## START
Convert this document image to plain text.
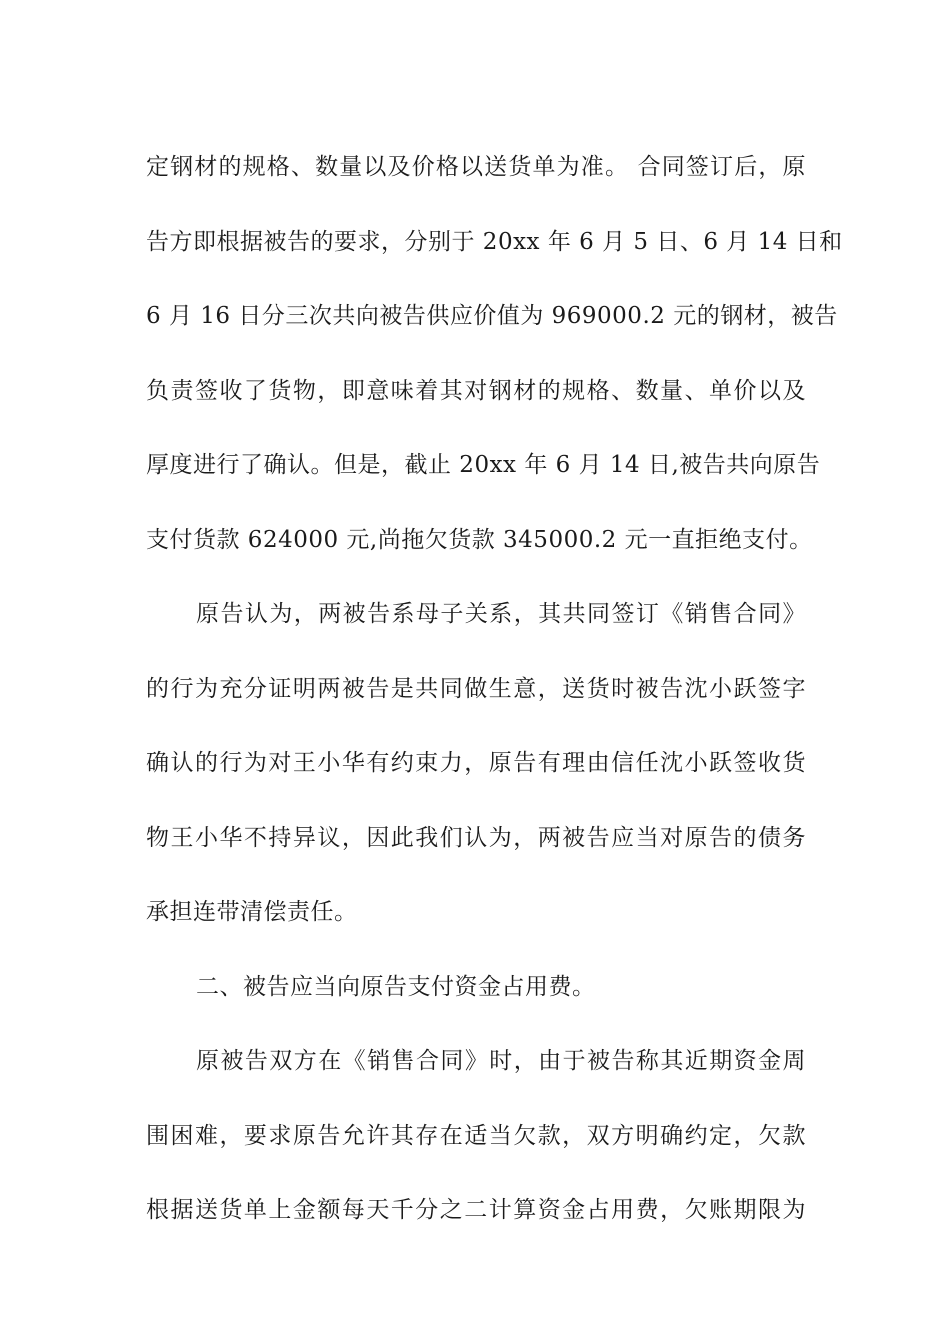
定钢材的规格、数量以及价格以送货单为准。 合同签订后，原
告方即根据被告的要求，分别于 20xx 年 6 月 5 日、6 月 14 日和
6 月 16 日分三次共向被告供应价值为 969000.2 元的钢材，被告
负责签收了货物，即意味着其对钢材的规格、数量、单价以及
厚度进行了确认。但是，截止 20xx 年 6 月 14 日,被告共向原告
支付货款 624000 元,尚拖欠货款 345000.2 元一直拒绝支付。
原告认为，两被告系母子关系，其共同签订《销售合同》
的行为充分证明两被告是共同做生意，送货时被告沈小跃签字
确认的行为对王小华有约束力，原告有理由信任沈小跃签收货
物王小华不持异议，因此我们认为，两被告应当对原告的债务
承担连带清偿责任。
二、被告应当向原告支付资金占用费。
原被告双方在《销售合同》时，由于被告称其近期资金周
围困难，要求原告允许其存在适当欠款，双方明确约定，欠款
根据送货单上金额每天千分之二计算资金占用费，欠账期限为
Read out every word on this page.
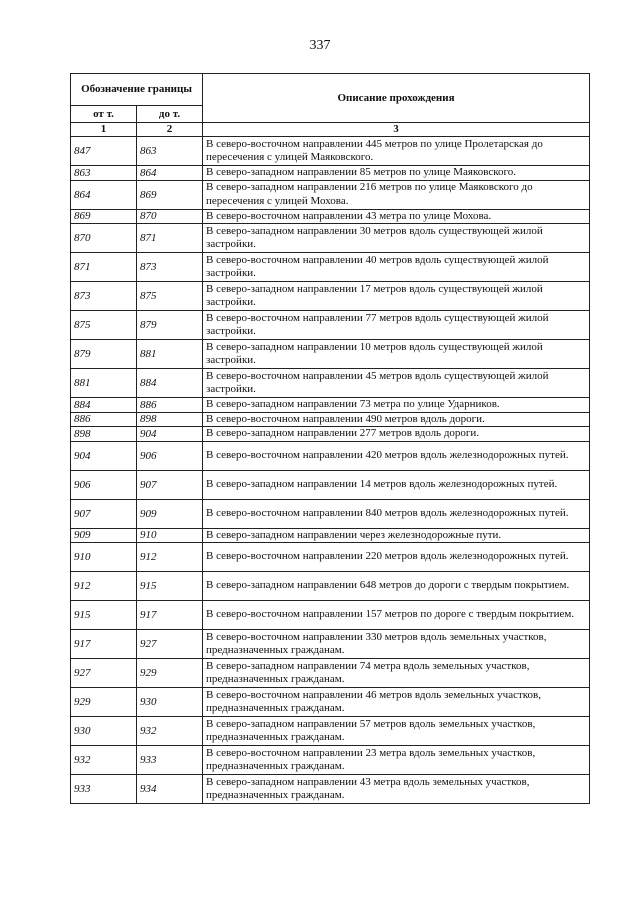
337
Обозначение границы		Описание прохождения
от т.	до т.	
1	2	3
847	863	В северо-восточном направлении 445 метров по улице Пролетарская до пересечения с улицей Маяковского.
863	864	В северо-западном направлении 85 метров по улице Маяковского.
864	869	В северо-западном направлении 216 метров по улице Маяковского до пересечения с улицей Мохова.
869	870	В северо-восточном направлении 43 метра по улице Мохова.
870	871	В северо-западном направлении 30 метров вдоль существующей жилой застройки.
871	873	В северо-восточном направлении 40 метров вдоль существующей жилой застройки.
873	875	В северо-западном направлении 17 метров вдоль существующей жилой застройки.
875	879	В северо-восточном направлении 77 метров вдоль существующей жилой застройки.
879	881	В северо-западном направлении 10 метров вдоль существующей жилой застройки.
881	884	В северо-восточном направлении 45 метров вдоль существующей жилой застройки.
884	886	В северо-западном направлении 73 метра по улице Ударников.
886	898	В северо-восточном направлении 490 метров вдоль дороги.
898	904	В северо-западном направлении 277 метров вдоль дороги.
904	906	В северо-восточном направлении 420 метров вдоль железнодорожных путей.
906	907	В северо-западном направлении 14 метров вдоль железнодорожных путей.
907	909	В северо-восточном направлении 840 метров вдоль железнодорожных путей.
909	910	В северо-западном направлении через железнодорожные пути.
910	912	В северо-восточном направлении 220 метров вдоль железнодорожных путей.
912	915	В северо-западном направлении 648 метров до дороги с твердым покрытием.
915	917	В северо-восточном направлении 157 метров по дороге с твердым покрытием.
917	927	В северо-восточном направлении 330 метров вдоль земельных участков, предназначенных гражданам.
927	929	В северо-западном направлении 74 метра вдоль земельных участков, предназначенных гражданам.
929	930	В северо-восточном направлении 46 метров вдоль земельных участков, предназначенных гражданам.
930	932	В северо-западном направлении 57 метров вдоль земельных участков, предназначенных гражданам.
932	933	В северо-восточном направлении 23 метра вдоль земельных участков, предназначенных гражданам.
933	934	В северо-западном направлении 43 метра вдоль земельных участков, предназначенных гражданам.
## END
### STATED EXERCISE
Show the lines of the records that include the string "пересечения".

### REPLY
847	863	В северо-восточном направлении 445 метров по улице Пролетарская до пересечения с улицей Маяковского.
864	869	В северо-западном направлении 216 метров по улице Маяковского до пересечения с улицей Мохова.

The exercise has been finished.